-- Data extract --
──────

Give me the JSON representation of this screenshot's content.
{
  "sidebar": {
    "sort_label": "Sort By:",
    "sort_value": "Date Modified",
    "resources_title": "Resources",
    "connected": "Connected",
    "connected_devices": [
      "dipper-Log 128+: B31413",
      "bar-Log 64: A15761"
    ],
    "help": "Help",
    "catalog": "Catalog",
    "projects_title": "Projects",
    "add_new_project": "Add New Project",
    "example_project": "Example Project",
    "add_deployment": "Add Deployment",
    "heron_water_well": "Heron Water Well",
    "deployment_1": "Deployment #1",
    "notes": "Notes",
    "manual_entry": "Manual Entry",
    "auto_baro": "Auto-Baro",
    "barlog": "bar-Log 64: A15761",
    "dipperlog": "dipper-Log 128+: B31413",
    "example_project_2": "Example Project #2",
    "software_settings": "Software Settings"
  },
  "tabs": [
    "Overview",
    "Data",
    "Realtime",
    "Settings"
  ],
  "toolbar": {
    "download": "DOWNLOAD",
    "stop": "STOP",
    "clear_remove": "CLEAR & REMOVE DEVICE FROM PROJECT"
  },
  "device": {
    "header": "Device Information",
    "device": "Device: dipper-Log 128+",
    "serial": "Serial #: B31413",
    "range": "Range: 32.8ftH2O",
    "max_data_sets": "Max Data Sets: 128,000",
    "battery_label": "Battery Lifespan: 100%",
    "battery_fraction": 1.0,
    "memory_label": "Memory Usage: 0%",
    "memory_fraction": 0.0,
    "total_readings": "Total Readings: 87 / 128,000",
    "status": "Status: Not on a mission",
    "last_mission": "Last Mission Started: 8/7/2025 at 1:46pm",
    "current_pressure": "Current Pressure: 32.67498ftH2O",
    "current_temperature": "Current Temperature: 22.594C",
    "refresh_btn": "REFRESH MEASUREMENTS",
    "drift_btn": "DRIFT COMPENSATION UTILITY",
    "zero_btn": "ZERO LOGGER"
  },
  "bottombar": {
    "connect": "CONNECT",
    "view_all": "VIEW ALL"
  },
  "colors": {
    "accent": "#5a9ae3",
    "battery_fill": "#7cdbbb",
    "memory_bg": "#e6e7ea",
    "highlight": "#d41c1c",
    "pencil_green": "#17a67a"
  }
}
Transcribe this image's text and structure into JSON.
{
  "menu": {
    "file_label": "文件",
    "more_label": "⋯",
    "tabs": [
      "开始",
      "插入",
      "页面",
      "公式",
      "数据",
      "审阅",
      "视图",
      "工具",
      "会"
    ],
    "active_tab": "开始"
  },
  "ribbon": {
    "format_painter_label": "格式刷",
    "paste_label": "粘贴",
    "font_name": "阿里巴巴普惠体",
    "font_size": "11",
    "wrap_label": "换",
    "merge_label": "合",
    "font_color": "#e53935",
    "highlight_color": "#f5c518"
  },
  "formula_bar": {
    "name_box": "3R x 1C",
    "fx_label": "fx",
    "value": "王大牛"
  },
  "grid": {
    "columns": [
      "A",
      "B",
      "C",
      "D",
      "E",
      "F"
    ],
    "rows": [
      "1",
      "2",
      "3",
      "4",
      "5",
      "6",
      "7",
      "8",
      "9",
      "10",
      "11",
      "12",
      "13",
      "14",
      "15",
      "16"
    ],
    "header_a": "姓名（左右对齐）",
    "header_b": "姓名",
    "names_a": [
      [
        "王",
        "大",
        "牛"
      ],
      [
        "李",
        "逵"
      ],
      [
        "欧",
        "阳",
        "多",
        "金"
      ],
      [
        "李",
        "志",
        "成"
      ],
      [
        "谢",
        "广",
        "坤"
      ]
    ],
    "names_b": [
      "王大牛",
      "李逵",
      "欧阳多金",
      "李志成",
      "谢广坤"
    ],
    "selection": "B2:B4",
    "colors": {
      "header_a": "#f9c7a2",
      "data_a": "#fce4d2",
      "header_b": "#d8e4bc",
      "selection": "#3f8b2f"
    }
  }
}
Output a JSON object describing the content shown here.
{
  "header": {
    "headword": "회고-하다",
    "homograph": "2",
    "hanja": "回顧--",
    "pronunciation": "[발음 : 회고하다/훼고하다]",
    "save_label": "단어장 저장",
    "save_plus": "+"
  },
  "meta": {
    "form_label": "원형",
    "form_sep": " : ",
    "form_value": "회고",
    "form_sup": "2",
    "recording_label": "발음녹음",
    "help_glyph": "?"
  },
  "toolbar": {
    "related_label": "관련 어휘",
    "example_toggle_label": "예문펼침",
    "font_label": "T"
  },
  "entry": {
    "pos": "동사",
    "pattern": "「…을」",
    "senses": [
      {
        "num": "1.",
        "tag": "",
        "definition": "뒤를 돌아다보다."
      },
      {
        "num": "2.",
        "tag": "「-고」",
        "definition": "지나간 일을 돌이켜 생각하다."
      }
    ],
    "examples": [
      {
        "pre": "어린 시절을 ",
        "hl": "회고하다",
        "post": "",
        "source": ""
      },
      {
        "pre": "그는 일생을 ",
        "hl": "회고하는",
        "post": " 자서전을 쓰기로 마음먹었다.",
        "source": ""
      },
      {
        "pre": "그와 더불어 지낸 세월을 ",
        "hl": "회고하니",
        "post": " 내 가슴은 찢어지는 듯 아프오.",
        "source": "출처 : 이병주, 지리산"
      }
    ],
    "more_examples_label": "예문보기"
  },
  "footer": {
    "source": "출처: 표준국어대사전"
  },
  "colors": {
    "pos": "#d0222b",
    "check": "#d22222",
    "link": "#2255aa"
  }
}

──────

-- Instructions for the task --
All of the data shown above must be copied exactly.

-- Task response --
Give me the JSON representation of this screenshot's content.
{
  "sidebar": {
    "sort_label": "Sort By:",
    "sort_value": "Date Modified",
    "resources_title": "Resources",
    "connected": "Connected",
    "connected_devices": [
      "dipper-Log 128+: B31413",
      "bar-Log 64: A15761"
    ],
    "help": "Help",
    "catalog": "Catalog",
    "projects_title": "Projects",
    "add_new_project": "Add New Project",
    "example_project": "Example Project",
    "add_deployment": "Add Deployment",
    "heron_water_well": "Heron Water Well",
    "deployment_1": "Deployment #1",
    "notes": "Notes",
    "manual_entry": "Manual Entry",
    "auto_baro": "Auto-Baro",
    "barlog": "bar-Log 64: A15761",
    "dipperlog": "dipper-Log 128+: B31413",
    "example_project_2": "Example Project #2",
    "software_settings": "Software Settings"
  },
  "tabs": [
    "Overview",
    "Data",
    "Realtime",
    "Settings"
  ],
  "toolbar": {
    "download": "DOWNLOAD",
    "stop": "STOP",
    "clear_remove": "CLEAR & REMOVE DEVICE FROM PROJECT"
  },
  "device": {
    "header": "Device Information",
    "device": "Device: dipper-Log 128+",
    "serial": "Serial #: B31413",
    "range": "Range: 32.8ftH2O",
    "max_data_sets": "Max Data Sets: 128,000",
    "battery_label": "Battery Lifespan: 100%",
    "battery_fraction": 1.0,
    "memory_label": "Memory Usage: 0%",
    "memory_fraction": 0.0,
    "total_readings": "Total Readings: 87 / 128,000",
    "status": "Status: Not on a mission",
    "last_mission": "Last Mission Started: 8/7/2025 at 1:46pm",
    "current_pressure": "Current Pressure: 32.67498ftH2O",
    "current_temperature": "Current Temperature: 22.594C",
    "refresh_btn": "REFRESH MEASUREMENTS",
    "drift_btn": "DRIFT COMPENSATION UTILITY",
    "zero_btn": "ZERO LOGGER"
  },
  "bottombar": {
    "connect": "CONNECT",
    "view_all": "VIEW ALL"
  },
  "colors": {
    "accent": "#5a9ae3",
    "battery_fill": "#7cdbbb",
    "memory_bg": "#e6e7ea",
    "highlight": "#d41c1c",
    "pencil_green": "#17a67a"
  }
}
Transcribe this image's text and structure into JSON.
{
  "menu": {
    "file_label": "文件",
    "more_label": "⋯",
    "tabs": [
      "开始",
      "插入",
      "页面",
      "公式",
      "数据",
      "审阅",
      "视图",
      "工具",
      "会"
    ],
    "active_tab": "开始"
  },
  "ribbon": {
    "format_painter_label": "格式刷",
    "paste_label": "粘贴",
    "font_name": "阿里巴巴普惠体",
    "font_size": "11",
    "wrap_label": "换",
    "merge_label": "合",
    "font_color": "#e53935",
    "highlight_color": "#f5c518"
  },
  "formula_bar": {
    "name_box": "3R x 1C",
    "fx_label": "fx",
    "value": "王大牛"
  },
  "grid": {
    "columns": [
      "A",
      "B",
      "C",
      "D",
      "E",
      "F"
    ],
    "rows": [
      "1",
      "2",
      "3",
      "4",
      "5",
      "6",
      "7",
      "8",
      "9",
      "10",
      "11",
      "12",
      "13",
      "14",
      "15",
      "16"
    ],
    "header_a": "姓名（左右对齐）",
    "header_b": "姓名",
    "names_a": [
      [
        "王",
        "大",
        "牛"
      ],
      [
        "李",
        "逵"
      ],
      [
        "欧",
        "阳",
        "多",
        "金"
      ],
      [
        "李",
        "志",
        "成"
      ],
      [
        "谢",
        "广",
        "坤"
      ]
    ],
    "names_b": [
      "王大牛",
      "李逵",
      "欧阳多金",
      "李志成",
      "谢广坤"
    ],
    "selection": "B2:B4",
    "colors": {
      "header_a": "#f9c7a2",
      "data_a": "#fce4d2",
      "header_b": "#d8e4bc",
      "selection": "#3f8b2f"
    }
  }
}
Output a JSON object describing the content shown here.
{
  "header": {
    "headword": "회고-하다",
    "homograph": "2",
    "hanja": "回顧--",
    "pronunciation": "[발음 : 회고하다/훼고하다]",
    "save_label": "단어장 저장",
    "save_plus": "+"
  },
  "meta": {
    "form_label": "원형",
    "form_sep": " : ",
    "form_value": "회고",
    "form_sup": "2",
    "recording_label": "발음녹음",
    "help_glyph": "?"
  },
  "toolbar": {
    "related_label": "관련 어휘",
    "example_toggle_label": "예문펼침",
    "font_label": "T"
  },
  "entry": {
    "pos": "동사",
    "pattern": "「…을」",
    "senses": [
      {
        "num": "1.",
        "tag": "",
        "definition": "뒤를 돌아다보다."
      },
      {
        "num": "2.",
        "tag": "「-고」",
        "definition": "지나간 일을 돌이켜 생각하다."
      }
    ],
    "examples": [
      {
        "pre": "어린 시절을 ",
        "hl": "회고하다",
        "post": "",
        "source": ""
      },
      {
        "pre": "그는 일생을 ",
        "hl": "회고하는",
        "post": " 자서전을 쓰기로 마음먹었다.",
        "source": ""
      },
      {
        "pre": "그와 더불어 지낸 세월을 ",
        "hl": "회고하니",
        "post": " 내 가슴은 찢어지는 듯 아프오.",
        "source": "출처 : 이병주, 지리산"
      }
    ],
    "more_examples_label": "예문보기"
  },
  "footer": {
    "source": "출처: 표준국어대사전"
  },
  "colors": {
    "pos": "#d0222b",
    "check": "#d22222",
    "link": "#2255aa"
  }
}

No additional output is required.